Task goal
Your reply should be one number: the count of lines holding the word "JSON".

Input material

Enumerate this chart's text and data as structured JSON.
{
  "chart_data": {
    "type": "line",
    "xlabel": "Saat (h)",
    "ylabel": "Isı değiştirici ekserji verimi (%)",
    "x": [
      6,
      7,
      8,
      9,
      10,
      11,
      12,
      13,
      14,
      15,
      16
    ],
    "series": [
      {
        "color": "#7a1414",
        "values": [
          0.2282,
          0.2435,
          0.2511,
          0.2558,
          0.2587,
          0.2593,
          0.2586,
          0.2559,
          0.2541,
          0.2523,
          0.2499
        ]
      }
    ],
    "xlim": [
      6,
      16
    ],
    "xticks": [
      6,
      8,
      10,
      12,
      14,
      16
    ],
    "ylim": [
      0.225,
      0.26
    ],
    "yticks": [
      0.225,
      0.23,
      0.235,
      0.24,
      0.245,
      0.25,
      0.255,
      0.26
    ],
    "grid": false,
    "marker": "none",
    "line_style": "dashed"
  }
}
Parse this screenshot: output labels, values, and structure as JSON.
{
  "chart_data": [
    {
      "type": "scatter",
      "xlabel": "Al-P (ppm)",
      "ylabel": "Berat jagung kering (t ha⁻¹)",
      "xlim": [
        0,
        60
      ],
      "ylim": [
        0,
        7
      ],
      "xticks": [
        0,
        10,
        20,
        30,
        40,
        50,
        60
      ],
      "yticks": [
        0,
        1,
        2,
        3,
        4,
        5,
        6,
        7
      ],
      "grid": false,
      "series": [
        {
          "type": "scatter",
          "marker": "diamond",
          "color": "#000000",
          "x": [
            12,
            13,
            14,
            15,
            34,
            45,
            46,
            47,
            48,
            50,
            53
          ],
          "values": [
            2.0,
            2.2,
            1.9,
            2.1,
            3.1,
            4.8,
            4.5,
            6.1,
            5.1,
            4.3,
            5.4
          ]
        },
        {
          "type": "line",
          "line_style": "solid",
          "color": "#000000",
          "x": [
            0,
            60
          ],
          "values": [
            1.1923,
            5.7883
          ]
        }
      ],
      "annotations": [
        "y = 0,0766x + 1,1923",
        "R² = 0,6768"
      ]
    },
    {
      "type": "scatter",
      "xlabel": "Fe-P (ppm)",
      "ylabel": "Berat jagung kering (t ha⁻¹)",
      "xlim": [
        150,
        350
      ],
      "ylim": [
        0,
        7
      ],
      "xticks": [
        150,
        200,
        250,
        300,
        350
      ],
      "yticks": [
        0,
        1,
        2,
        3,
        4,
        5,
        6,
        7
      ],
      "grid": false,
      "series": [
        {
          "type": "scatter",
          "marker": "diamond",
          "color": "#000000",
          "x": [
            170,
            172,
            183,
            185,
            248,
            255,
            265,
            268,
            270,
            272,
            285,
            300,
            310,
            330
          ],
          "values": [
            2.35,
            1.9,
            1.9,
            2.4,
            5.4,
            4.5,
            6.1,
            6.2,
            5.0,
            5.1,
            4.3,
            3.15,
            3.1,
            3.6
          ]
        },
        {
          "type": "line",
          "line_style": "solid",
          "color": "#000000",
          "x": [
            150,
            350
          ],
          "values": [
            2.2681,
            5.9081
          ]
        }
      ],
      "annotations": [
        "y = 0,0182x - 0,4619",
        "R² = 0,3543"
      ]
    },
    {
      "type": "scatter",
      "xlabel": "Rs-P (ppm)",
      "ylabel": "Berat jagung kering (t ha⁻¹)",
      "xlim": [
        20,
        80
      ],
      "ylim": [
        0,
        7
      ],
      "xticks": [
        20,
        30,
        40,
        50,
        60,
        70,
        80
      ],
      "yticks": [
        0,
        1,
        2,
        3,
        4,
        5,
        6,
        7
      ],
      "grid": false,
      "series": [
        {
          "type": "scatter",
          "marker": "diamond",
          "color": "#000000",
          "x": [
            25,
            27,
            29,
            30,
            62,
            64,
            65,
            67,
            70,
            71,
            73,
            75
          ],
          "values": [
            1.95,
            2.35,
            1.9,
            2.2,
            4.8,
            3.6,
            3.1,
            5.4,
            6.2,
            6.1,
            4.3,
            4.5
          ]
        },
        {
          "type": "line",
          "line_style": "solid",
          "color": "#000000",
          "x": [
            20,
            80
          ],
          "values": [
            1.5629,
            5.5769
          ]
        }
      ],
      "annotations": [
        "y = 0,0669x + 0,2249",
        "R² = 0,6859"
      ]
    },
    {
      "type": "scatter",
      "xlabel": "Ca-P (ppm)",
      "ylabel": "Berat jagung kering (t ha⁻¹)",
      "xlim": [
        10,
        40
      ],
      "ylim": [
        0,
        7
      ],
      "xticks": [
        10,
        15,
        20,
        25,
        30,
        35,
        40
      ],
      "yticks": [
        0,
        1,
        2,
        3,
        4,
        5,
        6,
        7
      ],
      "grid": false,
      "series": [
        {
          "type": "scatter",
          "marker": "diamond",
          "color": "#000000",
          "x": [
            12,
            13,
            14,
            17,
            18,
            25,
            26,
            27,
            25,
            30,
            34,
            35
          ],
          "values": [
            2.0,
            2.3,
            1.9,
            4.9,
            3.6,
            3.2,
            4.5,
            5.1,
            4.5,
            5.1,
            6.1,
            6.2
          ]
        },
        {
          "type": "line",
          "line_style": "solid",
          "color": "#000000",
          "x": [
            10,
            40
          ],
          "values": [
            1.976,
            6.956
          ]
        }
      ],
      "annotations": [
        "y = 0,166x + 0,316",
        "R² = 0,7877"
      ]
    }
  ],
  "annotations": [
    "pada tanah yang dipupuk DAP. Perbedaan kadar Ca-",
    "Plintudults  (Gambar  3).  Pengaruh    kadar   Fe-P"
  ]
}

Output below
2